» **DATA FOR PROCESSING**:
----

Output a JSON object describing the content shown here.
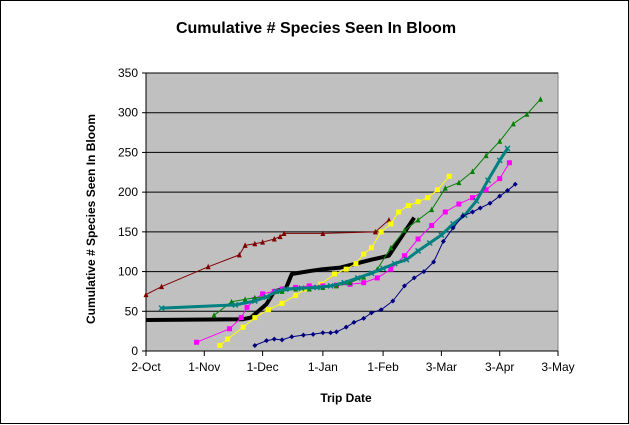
{
  "chart_data": {
    "type": "line",
    "title": "Cumulative # Species Seen In Bloom",
    "xlabel": "Trip Date",
    "ylabel": "Cumulative # Species Seen In Bloom",
    "ylim": [
      0,
      350
    ],
    "yticks": [
      0,
      50,
      100,
      150,
      200,
      250,
      300,
      350
    ],
    "xlim": [
      0,
      212
    ],
    "xticks": [
      {
        "value": 0,
        "label": "2-Oct"
      },
      {
        "value": 30,
        "label": "1-Nov"
      },
      {
        "value": 60,
        "label": "1-Dec"
      },
      {
        "value": 91,
        "label": "1-Jan"
      },
      {
        "value": 122,
        "label": "1-Feb"
      },
      {
        "value": 152,
        "label": "3-Mar"
      },
      {
        "value": 182,
        "label": "3-Apr"
      },
      {
        "value": 212,
        "label": "3-May"
      }
    ],
    "grid": true,
    "legend": "none",
    "colors": {
      "plot_bg": "#c0c0c0",
      "gridline": "#000000",
      "frame": "#808080"
    },
    "series": [
      {
        "color": "#800000",
        "width": 1,
        "marker": "triangle",
        "x": [
          0,
          8,
          32,
          48,
          51,
          56,
          60,
          66,
          69,
          71,
          91,
          118,
          125
        ],
        "y": [
          71,
          81,
          106,
          121,
          133,
          135,
          137,
          141,
          144,
          148,
          148,
          150,
          165
        ]
      },
      {
        "color": "#000000",
        "width": 4,
        "marker": "none",
        "x": [
          0,
          50,
          54,
          62,
          66,
          72,
          75,
          85,
          91,
          100,
          116,
          125,
          138
        ],
        "y": [
          39,
          40,
          42,
          59,
          75,
          79,
          97,
          101,
          103,
          105,
          115,
          120,
          168
        ]
      },
      {
        "color": "#ffff00",
        "width": 1,
        "marker": "square",
        "x": [
          38,
          42,
          50,
          56,
          63,
          70,
          77,
          82,
          90,
          97,
          103,
          108,
          112,
          116,
          121,
          126,
          130,
          135,
          140,
          145,
          150,
          156
        ],
        "y": [
          7,
          15,
          30,
          42,
          52,
          60,
          70,
          78,
          84,
          97,
          103,
          110,
          122,
          130,
          150,
          160,
          175,
          183,
          188,
          193,
          203,
          220
        ]
      },
      {
        "color": "#ff00ff",
        "width": 1,
        "marker": "square",
        "x": [
          26,
          43,
          49,
          52,
          56,
          60,
          66,
          70,
          77,
          84,
          91,
          98,
          105,
          112,
          119,
          126,
          133,
          140,
          147,
          154,
          161,
          168,
          175,
          182,
          187
        ],
        "y": [
          11,
          28,
          42,
          55,
          65,
          72,
          75,
          78,
          80,
          82,
          82,
          83,
          84,
          86,
          92,
          103,
          120,
          141,
          158,
          175,
          185,
          193,
          203,
          217,
          237
        ]
      },
      {
        "color": "#008000",
        "width": 1,
        "marker": "triangle",
        "x": [
          35,
          44,
          51,
          56,
          63,
          70,
          77,
          84,
          91,
          98,
          105,
          112,
          119,
          126,
          133,
          140,
          147,
          154,
          161,
          168,
          175,
          182,
          189,
          196,
          203
        ],
        "y": [
          45,
          62,
          65,
          67,
          69,
          75,
          78,
          78,
          80,
          82,
          86,
          93,
          103,
          130,
          152,
          165,
          178,
          205,
          212,
          226,
          246,
          264,
          286,
          298,
          317
        ]
      },
      {
        "color": "#008080",
        "width": 3,
        "marker": "x",
        "x": [
          8,
          46,
          56,
          62,
          67,
          72,
          80,
          88,
          95,
          102,
          109,
          116,
          122,
          128,
          134,
          140,
          146,
          152,
          158,
          164,
          170,
          176,
          182,
          186
        ],
        "y": [
          54,
          58,
          63,
          68,
          75,
          78,
          79,
          80,
          82,
          86,
          92,
          98,
          104,
          110,
          115,
          126,
          136,
          146,
          160,
          171,
          189,
          215,
          240,
          255
        ]
      },
      {
        "color": "#000080",
        "width": 1,
        "marker": "diamond",
        "x": [
          56,
          62,
          66,
          70,
          75,
          81,
          86,
          91,
          95,
          98,
          103,
          107,
          112,
          116,
          121,
          127,
          133,
          138,
          143,
          148,
          153,
          158,
          163,
          168,
          172,
          177,
          182,
          186,
          190
        ],
        "y": [
          7,
          13,
          15,
          14,
          18,
          20,
          21,
          23,
          23,
          24,
          30,
          36,
          41,
          48,
          52,
          63,
          82,
          92,
          100,
          112,
          138,
          155,
          170,
          175,
          180,
          186,
          195,
          202,
          210
        ]
      }
    ]
  }
}
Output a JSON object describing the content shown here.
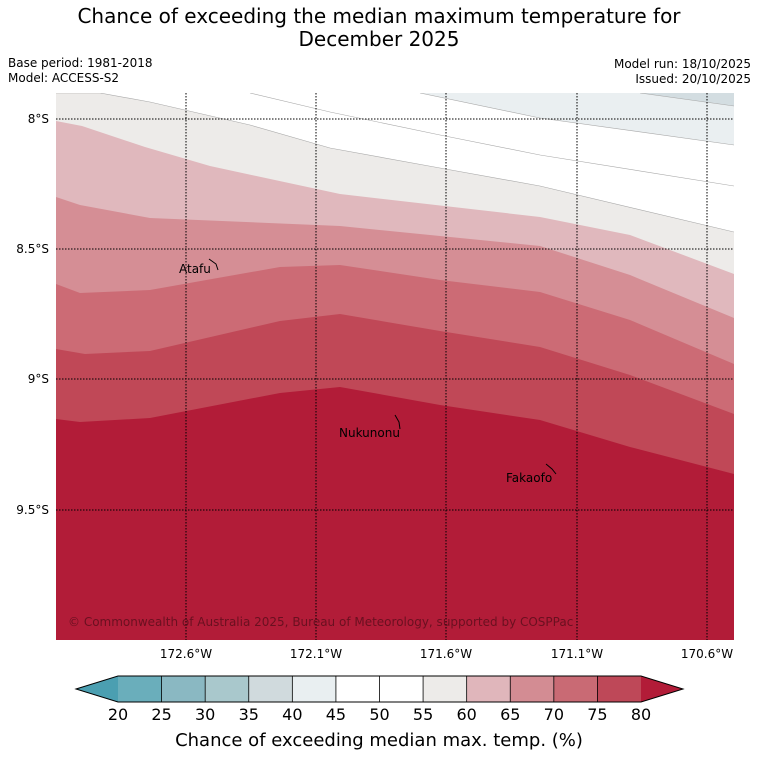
{
  "title_line1": "Chance of exceeding the median maximum temperature for",
  "title_line2": "December 2025",
  "base_period": "Base period: 1981-2018",
  "model": "Model: ACCESS-S2",
  "model_run": "Model run: 18/10/2025",
  "issued": "Issued: 20/10/2025",
  "lat_labels": [
    "8°S",
    "8.5°S",
    "9°S",
    "9.5°S"
  ],
  "lon_labels": [
    "172.6°W",
    "172.1°W",
    "171.6°W",
    "171.1°W",
    "170.6°W"
  ],
  "places": {
    "atafu": "Atafu",
    "nukunonu": "Nukunonu",
    "fakaofo": "Fakaofo"
  },
  "copyright": "© Commonwealth of Australia 2025, Bureau of Meteorology, supported by COSPPac",
  "colorbar": {
    "ticks": [
      "20",
      "25",
      "30",
      "35",
      "40",
      "45",
      "50",
      "55",
      "60",
      "65",
      "70",
      "75",
      "80"
    ],
    "label": "Chance of exceeding median max. temp. (%)",
    "colors": [
      "#6aaebb",
      "#8ab8c2",
      "#a9c8cc",
      "#d0dadd",
      "#e9eff1",
      "#ffffff",
      "#ffffff",
      "#edebe9",
      "#e0b6bb",
      "#d38c93",
      "#c96a74",
      "#be4858"
    ],
    "low_extend": "#4b9fb1",
    "high_extend": "#b21c38"
  },
  "map_colors": {
    "c35_40": "#d3dde1",
    "c40_45": "#eaeff1",
    "c45_55": "#ffffff",
    "c55_60": "#edebe9",
    "c60_65": "#e0b8bd",
    "c65_70": "#d58e95",
    "c70_75": "#cc6b75",
    "c75_80": "#c04857",
    "c80": "#b21c38"
  }
}
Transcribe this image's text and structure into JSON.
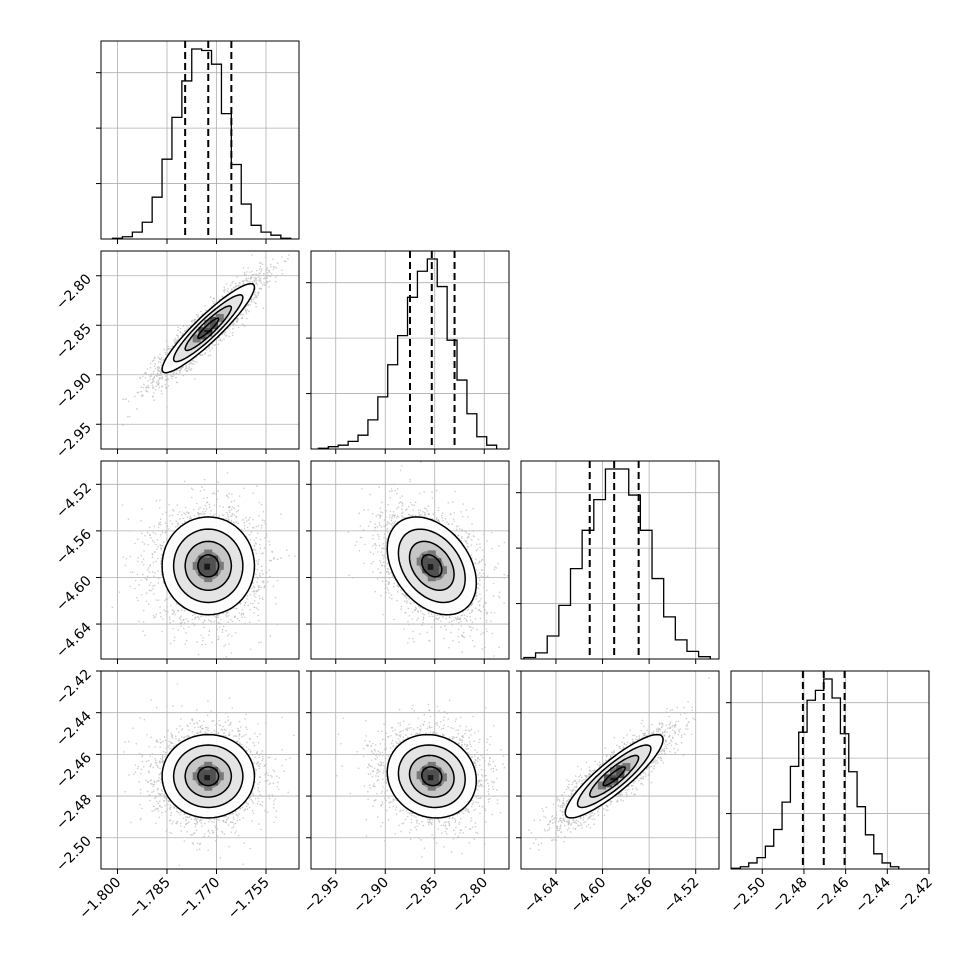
{
  "chart_data": {
    "type": "corner",
    "grid": true,
    "parameters": [
      {
        "range": [
          -1.805,
          -1.745
        ],
        "ticks": [
          -1.8,
          -1.785,
          -1.77,
          -1.755
        ],
        "tick_labels": [
          "−1.800",
          "−1.785",
          "−1.770",
          "−1.755"
        ],
        "quantiles": [
          -1.7795,
          -1.7725,
          -1.7655
        ],
        "histogram": {
          "bin_edges": [
            -1.8015,
            -1.7985,
            -1.7955,
            -1.7925,
            -1.7895,
            -1.7865,
            -1.7835,
            -1.7805,
            -1.7775,
            -1.7745,
            -1.7715,
            -1.7685,
            -1.7655,
            -1.7625,
            -1.7595,
            -1.7565,
            -1.7535,
            -1.7505,
            -1.7475
          ],
          "counts": [
            1,
            3,
            9,
            22,
            55,
            105,
            160,
            208,
            250,
            248,
            230,
            165,
            98,
            46,
            18,
            9,
            5,
            1
          ]
        }
      },
      {
        "range": [
          -2.975,
          -2.775
        ],
        "ticks": [
          -2.95,
          -2.9,
          -2.85,
          -2.8
        ],
        "tick_labels": [
          "−2.95",
          "−2.90",
          "−2.85",
          "−2.80"
        ],
        "quantiles": [
          -2.875,
          -2.853,
          -2.83
        ],
        "histogram": {
          "bin_edges": [
            -2.9675,
            -2.9575,
            -2.9475,
            -2.9375,
            -2.9275,
            -2.9175,
            -2.9075,
            -2.8975,
            -2.8875,
            -2.8775,
            -2.8675,
            -2.8575,
            -2.8475,
            -2.8375,
            -2.8275,
            -2.8175,
            -2.8075,
            -2.7975,
            -2.7875
          ],
          "counts": [
            1,
            3,
            5,
            10,
            18,
            38,
            68,
            110,
            148,
            198,
            232,
            248,
            212,
            142,
            90,
            46,
            16,
            5
          ]
        }
      },
      {
        "range": [
          -4.67,
          -4.5
        ],
        "ticks": [
          -4.64,
          -4.6,
          -4.56,
          -4.52
        ],
        "tick_labels": [
          "−4.64",
          "−4.60",
          "−4.56",
          "−4.52"
        ],
        "quantiles": [
          -4.611,
          -4.59,
          -4.569
        ],
        "histogram": {
          "bin_edges": [
            -4.6675,
            -4.6575,
            -4.6475,
            -4.6375,
            -4.6275,
            -4.6175,
            -4.6075,
            -4.5975,
            -4.5875,
            -4.5775,
            -4.5675,
            -4.5575,
            -4.5475,
            -4.5375,
            -4.5275,
            -4.5175,
            -4.5075
          ],
          "counts": [
            2,
            8,
            30,
            70,
            118,
            168,
            208,
            248,
            248,
            214,
            168,
            105,
            55,
            25,
            10,
            3
          ]
        }
      },
      {
        "range": [
          -2.515,
          -2.42
        ],
        "ticks": [
          -2.5,
          -2.48,
          -2.46,
          -2.44,
          -2.42
        ],
        "tick_labels": [
          "−2.50",
          "−2.48",
          "−2.46",
          "−2.44",
          "−2.42"
        ],
        "quantiles": [
          -2.4805,
          -2.4705,
          -2.4605
        ],
        "histogram": {
          "bin_edges": [
            -2.5145,
            -2.5105,
            -2.5065,
            -2.5025,
            -2.4985,
            -2.4945,
            -2.4905,
            -2.4865,
            -2.4825,
            -2.4785,
            -2.4745,
            -2.4705,
            -2.4665,
            -2.4625,
            -2.4585,
            -2.4545,
            -2.4505,
            -2.4465,
            -2.4425,
            -2.4385,
            -2.4345
          ],
          "counts": [
            1,
            3,
            8,
            15,
            30,
            52,
            88,
            135,
            180,
            222,
            235,
            250,
            225,
            178,
            128,
            82,
            45,
            20,
            8,
            3
          ]
        }
      }
    ],
    "pairs": [
      {
        "x": 0,
        "y": 1,
        "center": [
          -1.7725,
          -2.853
        ],
        "correlation": 0.92
      },
      {
        "x": 0,
        "y": 2,
        "center": [
          -1.7725,
          -4.59
        ],
        "correlation": 0.0
      },
      {
        "x": 1,
        "y": 2,
        "center": [
          -2.853,
          -4.59
        ],
        "correlation": -0.35
      },
      {
        "x": 0,
        "y": 3,
        "center": [
          -1.7725,
          -2.4705
        ],
        "correlation": 0.0
      },
      {
        "x": 1,
        "y": 3,
        "center": [
          -2.853,
          -2.4705
        ],
        "correlation": -0.1
      },
      {
        "x": 2,
        "y": 3,
        "center": [
          -4.59,
          -2.4705
        ],
        "correlation": 0.88
      }
    ]
  }
}
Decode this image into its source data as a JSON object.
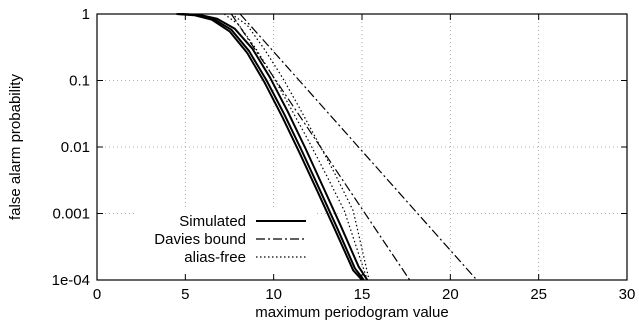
{
  "chart_data": {
    "type": "line",
    "title": "",
    "xlabel": "maximum periodogram value",
    "ylabel": "false alarm probability",
    "xlim": [
      0,
      30
    ],
    "ylim": [
      0.0001,
      1
    ],
    "yscale": "log",
    "x_ticks": [
      0,
      5,
      10,
      15,
      20,
      25,
      30
    ],
    "x_tick_labels": [
      "0",
      "5",
      "10",
      "15",
      "20",
      "25",
      "30"
    ],
    "y_ticks": [
      0.0001,
      0.001,
      0.01,
      0.1,
      1
    ],
    "y_tick_labels": [
      "1e-04",
      "0.001",
      "0.01",
      "0.1",
      "1"
    ],
    "grid": true,
    "legend_position": "bottom-left",
    "legend": [
      {
        "label": "Simulated",
        "style": "solid"
      },
      {
        "label": "Davies bound",
        "style": "dash-dot"
      },
      {
        "label": "alias-free",
        "style": "dotted"
      }
    ],
    "series": [
      {
        "style": "solid",
        "x": [
          4.5,
          5.5,
          6.5,
          7.5,
          8.5,
          9.5,
          10.5,
          11.5,
          12.5,
          13.5,
          14.5,
          15.0
        ],
        "y": [
          1,
          0.96,
          0.82,
          0.55,
          0.26,
          0.092,
          0.028,
          0.0078,
          0.0021,
          0.00055,
          0.00014,
          0.0001
        ]
      },
      {
        "style": "solid",
        "x": [
          4.6,
          5.6,
          6.6,
          7.6,
          8.6,
          9.6,
          10.6,
          11.6,
          12.6,
          13.6,
          14.6,
          15.1
        ],
        "y": [
          1,
          0.97,
          0.84,
          0.58,
          0.28,
          0.1,
          0.031,
          0.0087,
          0.0023,
          0.0006,
          0.00015,
          0.0001
        ]
      },
      {
        "style": "solid",
        "x": [
          4.8,
          5.8,
          6.8,
          7.8,
          8.8,
          9.8,
          10.8,
          11.8,
          12.8,
          13.8,
          14.8,
          15.3
        ],
        "y": [
          1,
          0.97,
          0.85,
          0.6,
          0.3,
          0.11,
          0.034,
          0.0095,
          0.0025,
          0.00065,
          0.00016,
          0.0001
        ]
      },
      {
        "style": "dotted",
        "x": [
          7.2,
          8,
          9,
          10,
          11,
          12,
          13,
          14,
          15.3
        ],
        "y": [
          1,
          0.7,
          0.3,
          0.11,
          0.037,
          0.012,
          0.0037,
          0.0011,
          0.0001
        ]
      },
      {
        "style": "dotted",
        "x": [
          7.6,
          8.5,
          9.5,
          10.5,
          11.5,
          12.5,
          13.5,
          14.5,
          15.4
        ],
        "y": [
          1,
          0.68,
          0.29,
          0.11,
          0.037,
          0.012,
          0.0038,
          0.0011,
          0.0001
        ]
      },
      {
        "style": "dash-dot",
        "x": [
          7.6,
          17.7
        ],
        "y": [
          1,
          0.0001
        ]
      },
      {
        "style": "dash-dot",
        "x": [
          8.1,
          21.5
        ],
        "y": [
          1,
          0.0001
        ]
      }
    ]
  }
}
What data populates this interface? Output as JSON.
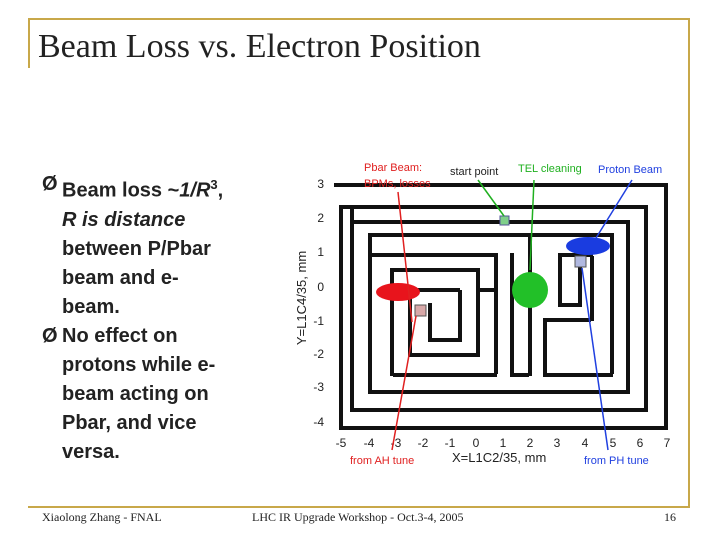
{
  "title": "Beam Loss vs. Electron Position",
  "bullets": [
    {
      "lines": [
        "Beam loss ~1/R3,",
        "R is distance",
        "between P/Pbar",
        "beam and e-",
        "beam."
      ]
    },
    {
      "lines": [
        "No effect on",
        "protons while e-",
        "beam acting on",
        "Pbar, and vice",
        "versa."
      ]
    }
  ],
  "bullet_arrow": "Ø",
  "diagram": {
    "labels": {
      "pbar_beam_1": "Pbar Beam:",
      "pbar_beam_2": "BPMs, losses",
      "start_point": "start point",
      "tel_cleaning": "TEL cleaning",
      "proton_beam": "Proton Beam",
      "from_ah_tune": "from AH tune",
      "from_ph_tune": "from PH tune"
    },
    "xlabel": "X=L1C2/35, mm",
    "ylabel": "Y=L1C4/35, mm",
    "xticks": [
      "-5",
      "-4",
      "-3",
      "-2",
      "-1",
      "0",
      "1",
      "2",
      "3",
      "4",
      "5",
      "6",
      "7"
    ],
    "yticks": [
      "3",
      "2",
      "1",
      "0",
      "-1",
      "-2",
      "-3",
      "-4"
    ],
    "colors": {
      "pbar": "#e8141c",
      "tel": "#22c028",
      "proton": "#1a3ce0",
      "path": "#111111",
      "annot_red": "#e02020",
      "annot_green": "#20b020",
      "annot_blue": "#2040e0"
    }
  },
  "footer": {
    "left": "Xiaolong Zhang - FNAL",
    "center": "LHC IR Upgrade Workshop - Oct.3-4, 2005",
    "right": "16"
  }
}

----

» **CHALLENGE**:
Show all lines in the entries above where the string "median" appears.

» **PROBLEM SOLUTION**:
  "title_line1": "Chance of exceeding the median maximum temperature for",
    "label": "Chance of exceeding median max. temp. (%)",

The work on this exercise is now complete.